Required work
Of the lines in this material, how many contain "ylabel"? Answer with a single number only.

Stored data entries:
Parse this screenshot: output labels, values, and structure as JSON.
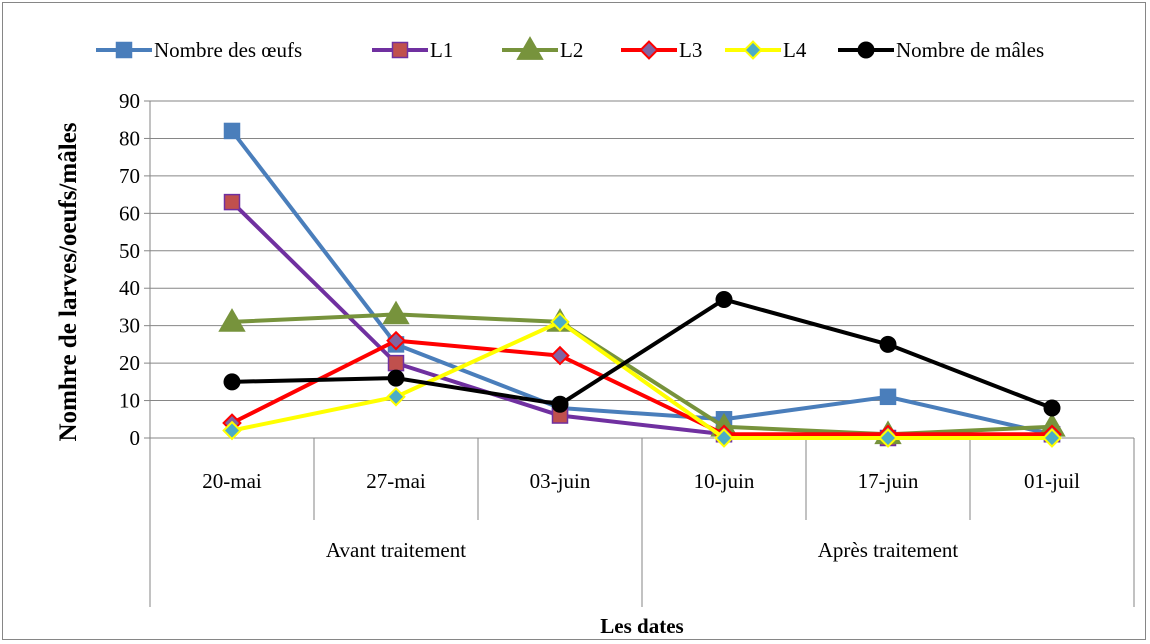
{
  "chart_data": {
    "type": "line",
    "title": "",
    "xlabel": "Les dates",
    "ylabel": "Nomhre de larves/oeufs/mâles",
    "ylim": [
      0,
      90
    ],
    "yticks": [
      0,
      10,
      20,
      30,
      40,
      50,
      60,
      70,
      80,
      90
    ],
    "grid": true,
    "legend_position": "top",
    "categories": [
      "20-mai",
      "27-mai",
      "03-juin",
      "10-juin",
      "17-juin",
      "01-juil"
    ],
    "groups": [
      {
        "label": "Avant traitement",
        "span": [
          0,
          2
        ]
      },
      {
        "label": "Après traitement",
        "span": [
          3,
          5
        ]
      }
    ],
    "series": [
      {
        "name": "Nombre des œufs",
        "color": "#4A7EBB",
        "fill": "#4A7EBB",
        "marker": "square",
        "values": [
          82,
          25,
          8,
          5,
          11,
          1
        ]
      },
      {
        "name": "L1",
        "color": "#7030A0",
        "fill": "#C0504D",
        "marker": "square",
        "values": [
          63,
          20,
          6,
          1,
          0,
          1
        ]
      },
      {
        "name": "L2",
        "color": "#77933C",
        "fill": "#77933C",
        "marker": "triangle",
        "values": [
          31,
          33,
          31,
          3,
          1,
          3
        ]
      },
      {
        "name": "L3",
        "color": "#FF0000",
        "fill": "#8064A2",
        "marker": "diamond",
        "values": [
          4,
          26,
          22,
          1,
          1,
          1
        ]
      },
      {
        "name": "L4",
        "color": "#FFFF00",
        "fill": "#4BACC6",
        "marker": "diamond",
        "values": [
          2,
          11,
          31,
          0,
          0,
          0
        ]
      },
      {
        "name": "Nombre de mâles",
        "color": "#000000",
        "fill": "#000000",
        "marker": "circle",
        "values": [
          15,
          16,
          9,
          37,
          25,
          8
        ]
      }
    ]
  }
}
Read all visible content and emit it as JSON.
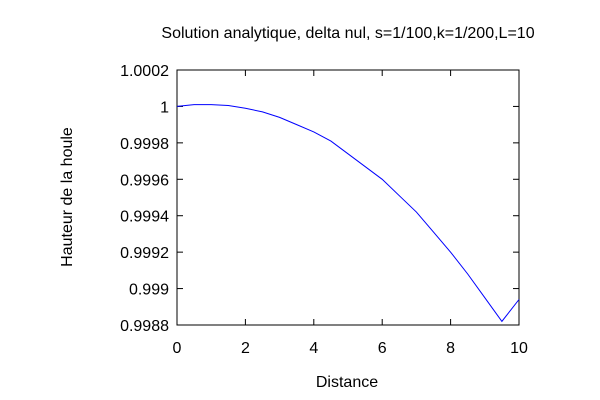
{
  "chart_data": {
    "type": "line",
    "title": "Solution analytique, delta nul, s=1/100,k=1/200,L=10",
    "xlabel": "Distance",
    "ylabel": "Hauteur de la houle",
    "xlim": [
      0,
      10
    ],
    "ylim": [
      0.9988,
      1.0002
    ],
    "x_ticks": [
      0,
      2,
      4,
      6,
      8,
      10
    ],
    "x_tick_labels": [
      "0",
      "2",
      "4",
      "6",
      "8",
      "10"
    ],
    "y_ticks": [
      0.9988,
      0.999,
      0.9992,
      0.9994,
      0.9996,
      0.9998,
      1.0,
      1.0002
    ],
    "y_tick_labels": [
      "0.9988",
      "0.999",
      "0.9992",
      "0.9994",
      "0.9996",
      "0.9998",
      "1",
      "1.0002"
    ],
    "grid": false,
    "legend": "none",
    "series_color": "#0000ff",
    "series": [
      {
        "x": [
          0,
          0.5,
          1,
          1.5,
          2,
          2.5,
          3,
          3.5,
          4,
          4.5,
          5,
          5.5,
          6,
          6.5,
          7,
          7.5,
          8,
          8.5,
          9,
          9.5,
          10
        ],
        "y": [
          1.0,
          1.00001,
          1.00001,
          1.000005,
          0.99999,
          0.99997,
          0.99994,
          0.9999,
          0.99986,
          0.99981,
          0.99974,
          0.99967,
          0.9996,
          0.99951,
          0.99942,
          0.99931,
          0.9992,
          0.99908,
          0.99895,
          0.99882,
          0.99894
        ]
      }
    ]
  }
}
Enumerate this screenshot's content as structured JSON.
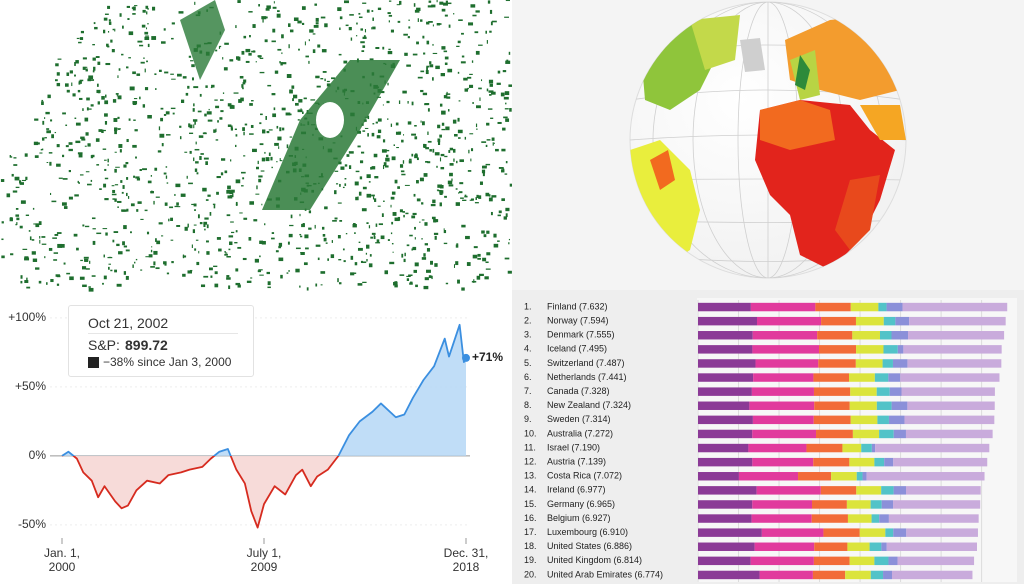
{
  "chart_data": [
    {
      "type": "line",
      "x": [
        2000,
        2000.3,
        2000.7,
        2001,
        2001.4,
        2001.7,
        2002,
        2002.5,
        2002.8,
        2003.1,
        2003.5,
        2004,
        2004.6,
        2005,
        2005.6,
        2006,
        2006.6,
        2007,
        2007.4,
        2007.8,
        2008.2,
        2008.6,
        2008.9,
        2009.2,
        2009.5,
        2010,
        2010.5,
        2011,
        2011.3,
        2011.7,
        2012,
        2012.5,
        2013,
        2013.5,
        2014,
        2014.6,
        2015,
        2015.7,
        2016.1,
        2016.5,
        2017,
        2017.5,
        2018,
        2018.2,
        2018.7,
        2018.9,
        2019
      ],
      "values": [
        0,
        3,
        -2,
        -12,
        -18,
        -30,
        -22,
        -33,
        -38,
        -36,
        -25,
        -18,
        -20,
        -14,
        -12,
        -10,
        -8,
        -2,
        3,
        5,
        -10,
        -20,
        -40,
        -52,
        -35,
        -22,
        -28,
        -14,
        -10,
        -22,
        -15,
        -10,
        0,
        15,
        25,
        32,
        38,
        28,
        30,
        42,
        55,
        65,
        85,
        72,
        95,
        68,
        71
      ],
      "end_label": "+71%",
      "color_above": "#3b8fe0",
      "color_below": "#d62b1f",
      "fill_above": "#b9d9f6",
      "fill_below": "#f6d7d5",
      "xlim": [
        2000,
        2019
      ],
      "xticks": [
        {
          "value": 2000,
          "label": "Jan. 1,\n2000"
        },
        {
          "value": 2009.5,
          "label": "July 1,\n2009"
        },
        {
          "value": 2019,
          "label": "Dec. 31,\n2018"
        }
      ],
      "ylim": [
        -90,
        113
      ],
      "yticks": [
        {
          "value": 100,
          "label": "+100%"
        },
        {
          "value": 50,
          "label": "+50%"
        },
        {
          "value": 0,
          "label": "0%"
        },
        {
          "value": -50,
          "label": "-50%"
        }
      ],
      "tooltip": {
        "date": "Oct 21, 2002",
        "label": "S&P:",
        "value": "899.72",
        "change": "−38% since Jan 3, 2000"
      }
    },
    {
      "type": "bar",
      "orientation": "horizontal",
      "stacked": true,
      "ranks": [
        "1.",
        "2.",
        "3.",
        "4.",
        "5.",
        "6.",
        "7.",
        "8.",
        "9.",
        "10.",
        "11.",
        "12.",
        "13.",
        "14.",
        "15.",
        "16.",
        "17.",
        "18.",
        "19.",
        "20."
      ],
      "categories": [
        "Finland (7.632)",
        "Norway (7.594)",
        "Denmark (7.555)",
        "Iceland (7.495)",
        "Switzerland (7.487)",
        "Netherlands (7.441)",
        "Canada (7.328)",
        "New Zealand (7.324)",
        "Sweden (7.314)",
        "Australia (7.272)",
        "Israel (7.190)",
        "Austria (7.139)",
        "Costa Rica (7.072)",
        "Ireland (6.977)",
        "Germany (6.965)",
        "Belgium (6.927)",
        "Luxembourg (6.910)",
        "United States (6.886)",
        "United Kingdom (6.814)",
        "United Arab Emirates (6.774)"
      ],
      "series": [
        {
          "color": "#8b3a96",
          "values": [
            1.305,
            1.456,
            1.351,
            1.343,
            1.42,
            1.361,
            1.33,
            1.268,
            1.355,
            1.34,
            1.244,
            1.341,
            1.01,
            1.448,
            1.34,
            1.324,
            1.576,
            1.398,
            1.301,
            1.52
          ]
        },
        {
          "color": "#e13a9d",
          "values": [
            1.592,
            1.582,
            1.59,
            1.644,
            1.549,
            1.488,
            1.532,
            1.601,
            1.501,
            1.573,
            1.433,
            1.504,
            1.459,
            1.583,
            1.474,
            1.483,
            1.52,
            1.471,
            1.559,
            1.316
          ]
        },
        {
          "color": "#f26b38",
          "values": [
            0.874,
            0.861,
            0.868,
            0.914,
            0.927,
            0.878,
            0.896,
            0.876,
            0.913,
            0.91,
            0.888,
            0.891,
            0.817,
            0.876,
            0.861,
            0.894,
            0.896,
            0.819,
            0.883,
            0.797
          ]
        },
        {
          "color": "#dbe43c",
          "values": [
            0.681,
            0.686,
            0.683,
            0.677,
            0.66,
            0.638,
            0.653,
            0.669,
            0.659,
            0.647,
            0.464,
            0.617,
            0.632,
            0.614,
            0.586,
            0.583,
            0.632,
            0.547,
            0.61,
            0.632
          ]
        },
        {
          "color": "#52c3c8",
          "values": [
            0.202,
            0.286,
            0.284,
            0.353,
            0.256,
            0.333,
            0.321,
            0.365,
            0.285,
            0.361,
            0.262,
            0.242,
            0.143,
            0.307,
            0.273,
            0.188,
            0.196,
            0.291,
            0.348,
            0.302
          ]
        },
        {
          "color": "#8b90d9",
          "values": [
            0.393,
            0.34,
            0.408,
            0.138,
            0.357,
            0.295,
            0.291,
            0.389,
            0.383,
            0.302,
            0.082,
            0.224,
            0.101,
            0.306,
            0.28,
            0.24,
            0.321,
            0.133,
            0.224,
            0.221
          ]
        },
        {
          "color": "#c9abdc",
          "values": [
            2.585,
            2.383,
            2.371,
            2.426,
            2.318,
            2.448,
            2.305,
            2.156,
            2.218,
            2.139,
            2.817,
            2.32,
            2.91,
            1.843,
            2.151,
            2.215,
            1.769,
            2.227,
            1.889,
            1.986
          ]
        }
      ],
      "xlim": [
        0,
        7.75
      ],
      "xticks": [
        0,
        1,
        2,
        3,
        4,
        5,
        6,
        7
      ],
      "grid": true
    }
  ]
}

The output
2